(Chart and figure data)
◆ ◆ ◆

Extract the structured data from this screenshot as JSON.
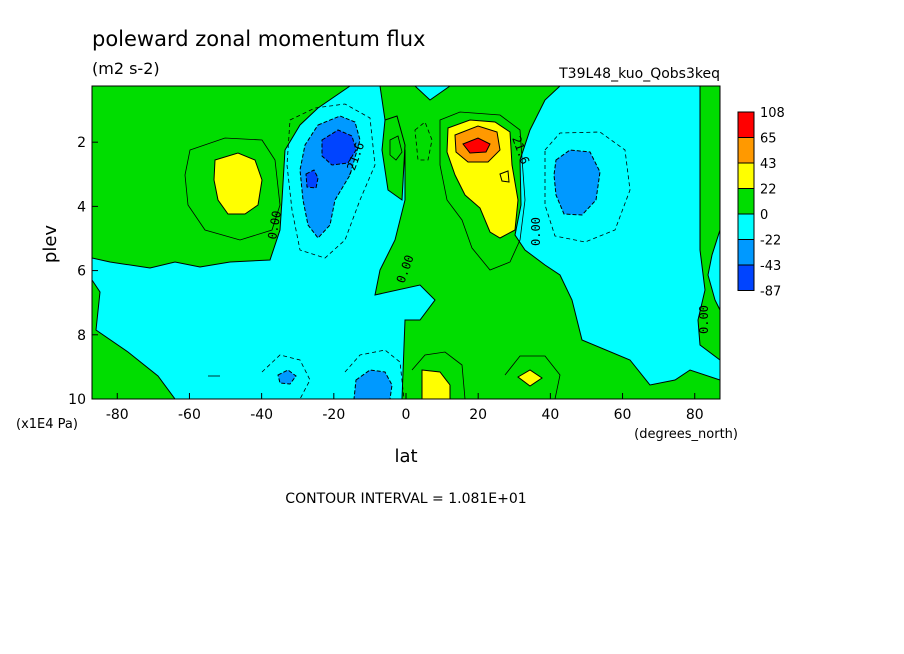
{
  "chart_data": {
    "type": "contour",
    "title": "poleward zonal momentum flux",
    "units": "(m2 s-2)",
    "run_label": "T39L48_kuo_Qobs3keq",
    "xlabel": "lat",
    "x_units": "(degrees_north)",
    "ylabel": "plev",
    "y_units": "(x1E4 Pa)",
    "xlim": [
      -87,
      87
    ],
    "ylim": [
      10,
      0.25
    ],
    "x_ticks": [
      -80,
      -60,
      -40,
      -20,
      0,
      20,
      40,
      60,
      80
    ],
    "x_tick_labels": [
      "-80",
      "-60",
      "-40",
      "-20",
      "0",
      "20",
      "40",
      "60",
      "80"
    ],
    "y_ticks": [
      2,
      4,
      6,
      8,
      10
    ],
    "y_tick_labels": [
      "2",
      "4",
      "6",
      "8",
      "10"
    ],
    "contour_labels": [
      {
        "text": "0.00",
        "lat": -37,
        "plev": 4.6
      },
      {
        "text": "-21.6",
        "lat": -15,
        "plev": 2.5
      },
      {
        "text": "0.00",
        "lat": -1,
        "plev": 6.1
      },
      {
        "text": "21.6",
        "lat": 31,
        "plev": 2.2
      },
      {
        "text": "0.00",
        "lat": 37,
        "plev": 4.6
      },
      {
        "text": "0.00",
        "lat": 83,
        "plev": 7.6
      }
    ],
    "colorbar": {
      "labels": [
        "108",
        "65",
        "43",
        "22",
        "0",
        "-22",
        "-43",
        "-87"
      ],
      "colors": [
        "#ff0000",
        "#ff9900",
        "#ffff00",
        "#00dd00",
        "#00ffff",
        "#0099ff",
        "#0044ff"
      ]
    },
    "footer": "CONTOUR INTERVAL = 1.081E+01"
  }
}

◆ ◆ ◆

TASK DIRECTIONS: Skip the pictures and transcribe the rest of the records exactly.

SOLUTION FOR THIS TASK:
Extract the structured data from this screenshot as JSON.
{
  "chart_data": {
    "type": "contour",
    "title": "poleward zonal momentum flux",
    "units": "(m2 s-2)",
    "run_label": "T39L48_kuo_Qobs3keq",
    "xlabel": "lat",
    "x_units": "(degrees_north)",
    "ylabel": "plev",
    "y_units": "(x1E4 Pa)",
    "xlim": [
      -87,
      87
    ],
    "ylim": [
      10,
      0.25
    ],
    "x_ticks": [
      -80,
      -60,
      -40,
      -20,
      0,
      20,
      40,
      60,
      80
    ],
    "x_tick_labels": [
      "-80",
      "-60",
      "-40",
      "-20",
      "0",
      "20",
      "40",
      "60",
      "80"
    ],
    "y_ticks": [
      2,
      4,
      6,
      8,
      10
    ],
    "y_tick_labels": [
      "2",
      "4",
      "6",
      "8",
      "10"
    ],
    "contour_labels": [
      {
        "text": "0.00",
        "lat": -37,
        "plev": 4.6
      },
      {
        "text": "-21.6",
        "lat": -15,
        "plev": 2.5
      },
      {
        "text": "0.00",
        "lat": -1,
        "plev": 6.1
      },
      {
        "text": "21.6",
        "lat": 31,
        "plev": 2.2
      },
      {
        "text": "0.00",
        "lat": 37,
        "plev": 4.6
      },
      {
        "text": "0.00",
        "lat": 83,
        "plev": 7.6
      }
    ],
    "colorbar": {
      "labels": [
        "108",
        "65",
        "43",
        "22",
        "0",
        "-22",
        "-43",
        "-87"
      ],
      "colors": [
        "#ff0000",
        "#ff9900",
        "#ffff00",
        "#00dd00",
        "#00ffff",
        "#0099ff",
        "#0044ff"
      ]
    },
    "footer": "CONTOUR INTERVAL = 1.081E+01"
  }
}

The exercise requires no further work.